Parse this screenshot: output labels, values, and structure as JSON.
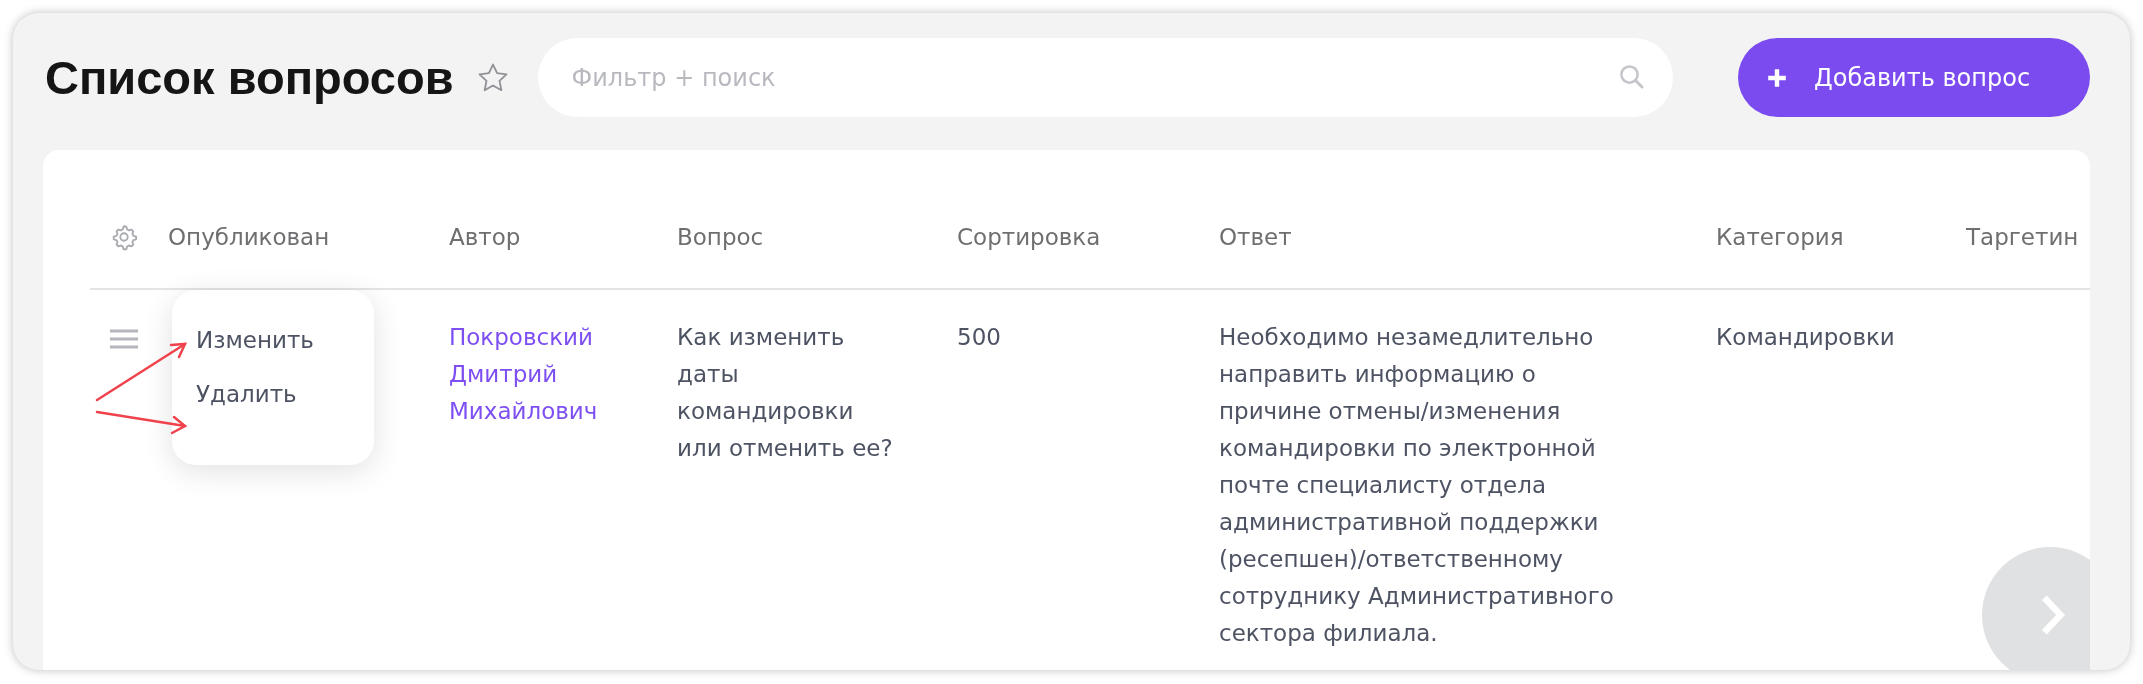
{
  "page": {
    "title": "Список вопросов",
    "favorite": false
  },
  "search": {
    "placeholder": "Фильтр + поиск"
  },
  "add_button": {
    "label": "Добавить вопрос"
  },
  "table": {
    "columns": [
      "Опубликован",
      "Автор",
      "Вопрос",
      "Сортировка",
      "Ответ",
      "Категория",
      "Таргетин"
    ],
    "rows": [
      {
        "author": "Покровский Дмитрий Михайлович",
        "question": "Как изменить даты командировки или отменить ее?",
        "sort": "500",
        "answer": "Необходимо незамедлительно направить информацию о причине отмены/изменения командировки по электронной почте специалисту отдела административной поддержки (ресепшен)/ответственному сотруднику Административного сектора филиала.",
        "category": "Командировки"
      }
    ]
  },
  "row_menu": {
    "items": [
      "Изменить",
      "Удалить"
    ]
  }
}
====================
*TASK GOAL*
Above are records to transcribe exactly; leave their pictures out.

*EXERCISE OUTPUT*
Parse this screenshot: output labels, values, and structure as JSON.
{
  "page": {
    "title": "Список вопросов",
    "favorite": false
  },
  "search": {
    "placeholder": "Фильтр + поиск"
  },
  "add_button": {
    "label": "Добавить вопрос"
  },
  "table": {
    "columns": [
      "Опубликован",
      "Автор",
      "Вопрос",
      "Сортировка",
      "Ответ",
      "Категория",
      "Таргетин"
    ],
    "rows": [
      {
        "author": "Покровский Дмитрий Михайлович",
        "question": "Как изменить даты командировки или отменить ее?",
        "sort": "500",
        "answer": "Необходимо незамедлительно направить информацию о причине отмены/изменения командировки по электронной почте специалисту отдела административной поддержки (ресепшен)/ответственному сотруднику Административного сектора филиала.",
        "category": "Командировки"
      }
    ]
  },
  "row_menu": {
    "items": [
      "Изменить",
      "Удалить"
    ]
  }
}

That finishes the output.